> **DESCRIPTION OF THE TASK**
Every record below is to be retyped exactly.

> **SOURCE DATA**
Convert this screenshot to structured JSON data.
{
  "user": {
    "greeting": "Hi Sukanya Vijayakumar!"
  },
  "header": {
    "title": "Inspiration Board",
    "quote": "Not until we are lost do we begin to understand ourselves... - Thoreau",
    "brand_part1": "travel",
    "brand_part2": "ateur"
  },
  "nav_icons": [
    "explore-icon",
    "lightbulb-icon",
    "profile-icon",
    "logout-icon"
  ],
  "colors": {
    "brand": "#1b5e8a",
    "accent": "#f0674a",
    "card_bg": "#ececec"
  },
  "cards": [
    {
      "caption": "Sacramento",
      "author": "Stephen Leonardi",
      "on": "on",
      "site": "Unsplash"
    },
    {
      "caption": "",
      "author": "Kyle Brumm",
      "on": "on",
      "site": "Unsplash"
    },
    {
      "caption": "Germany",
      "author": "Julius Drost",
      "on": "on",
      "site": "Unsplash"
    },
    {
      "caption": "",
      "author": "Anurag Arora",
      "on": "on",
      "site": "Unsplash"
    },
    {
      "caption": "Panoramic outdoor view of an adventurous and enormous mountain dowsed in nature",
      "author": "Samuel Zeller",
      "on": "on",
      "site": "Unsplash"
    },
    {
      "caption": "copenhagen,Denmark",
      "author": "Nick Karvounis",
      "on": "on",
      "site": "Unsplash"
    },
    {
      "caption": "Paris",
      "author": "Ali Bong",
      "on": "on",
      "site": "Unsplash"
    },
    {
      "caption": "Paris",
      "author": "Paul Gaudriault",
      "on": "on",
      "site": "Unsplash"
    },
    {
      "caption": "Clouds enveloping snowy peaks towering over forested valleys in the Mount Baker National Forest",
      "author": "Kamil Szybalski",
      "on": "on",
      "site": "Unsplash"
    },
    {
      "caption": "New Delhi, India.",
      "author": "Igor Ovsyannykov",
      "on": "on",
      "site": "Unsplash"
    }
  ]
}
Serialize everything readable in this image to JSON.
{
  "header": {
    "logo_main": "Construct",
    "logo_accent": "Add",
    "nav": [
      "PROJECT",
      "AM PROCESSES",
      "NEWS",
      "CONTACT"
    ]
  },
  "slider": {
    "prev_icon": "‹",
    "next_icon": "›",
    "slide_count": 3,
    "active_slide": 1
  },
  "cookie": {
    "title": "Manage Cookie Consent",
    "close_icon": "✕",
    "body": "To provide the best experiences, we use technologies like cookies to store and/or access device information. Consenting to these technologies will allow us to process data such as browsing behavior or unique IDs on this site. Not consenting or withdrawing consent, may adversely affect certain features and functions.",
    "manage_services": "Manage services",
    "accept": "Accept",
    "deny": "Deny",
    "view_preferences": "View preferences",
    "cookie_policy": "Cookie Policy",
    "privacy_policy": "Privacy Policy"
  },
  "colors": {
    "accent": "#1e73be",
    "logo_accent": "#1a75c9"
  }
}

> **EXERCISE RESULT**
Convert this screenshot to structured JSON data.
{
  "user": {
    "greeting": "Hi Sukanya Vijayakumar!"
  },
  "header": {
    "title": "Inspiration Board",
    "quote": "Not until we are lost do we begin to understand ourselves... - Thoreau",
    "brand_part1": "travel",
    "brand_part2": "ateur"
  },
  "nav_icons": [
    "explore-icon",
    "lightbulb-icon",
    "profile-icon",
    "logout-icon"
  ],
  "colors": {
    "brand": "#1b5e8a",
    "accent": "#f0674a",
    "card_bg": "#ececec"
  },
  "cards": [
    {
      "caption": "Sacramento",
      "author": "Stephen Leonardi",
      "on": "on",
      "site": "Unsplash"
    },
    {
      "caption": "",
      "author": "Kyle Brumm",
      "on": "on",
      "site": "Unsplash"
    },
    {
      "caption": "Germany",
      "author": "Julius Drost",
      "on": "on",
      "site": "Unsplash"
    },
    {
      "caption": "",
      "author": "Anurag Arora",
      "on": "on",
      "site": "Unsplash"
    },
    {
      "caption": "Panoramic outdoor view of an adventurous and enormous mountain dowsed in nature",
      "author": "Samuel Zeller",
      "on": "on",
      "site": "Unsplash"
    },
    {
      "caption": "copenhagen,Denmark",
      "author": "Nick Karvounis",
      "on": "on",
      "site": "Unsplash"
    },
    {
      "caption": "Paris",
      "author": "Ali Bong",
      "on": "on",
      "site": "Unsplash"
    },
    {
      "caption": "Paris",
      "author": "Paul Gaudriault",
      "on": "on",
      "site": "Unsplash"
    },
    {
      "caption": "Clouds enveloping snowy peaks towering over forested valleys in the Mount Baker National Forest",
      "author": "Kamil Szybalski",
      "on": "on",
      "site": "Unsplash"
    },
    {
      "caption": "New Delhi, India.",
      "author": "Igor Ovsyannykov",
      "on": "on",
      "site": "Unsplash"
    }
  ]
}
Serialize everything readable in this image to JSON.
{
  "header": {
    "logo_main": "Construct",
    "logo_accent": "Add",
    "nav": [
      "PROJECT",
      "AM PROCESSES",
      "NEWS",
      "CONTACT"
    ]
  },
  "slider": {
    "prev_icon": "‹",
    "next_icon": "›",
    "slide_count": 3,
    "active_slide": 1
  },
  "cookie": {
    "title": "Manage Cookie Consent",
    "close_icon": "✕",
    "body": "To provide the best experiences, we use technologies like cookies to store and/or access device information. Consenting to these technologies will allow us to process data such as browsing behavior or unique IDs on this site. Not consenting or withdrawing consent, may adversely affect certain features and functions.",
    "manage_services": "Manage services",
    "accept": "Accept",
    "deny": "Deny",
    "view_preferences": "View preferences",
    "cookie_policy": "Cookie Policy",
    "privacy_policy": "Privacy Policy"
  },
  "colors": {
    "accent": "#1e73be",
    "logo_accent": "#1a75c9"
  }
}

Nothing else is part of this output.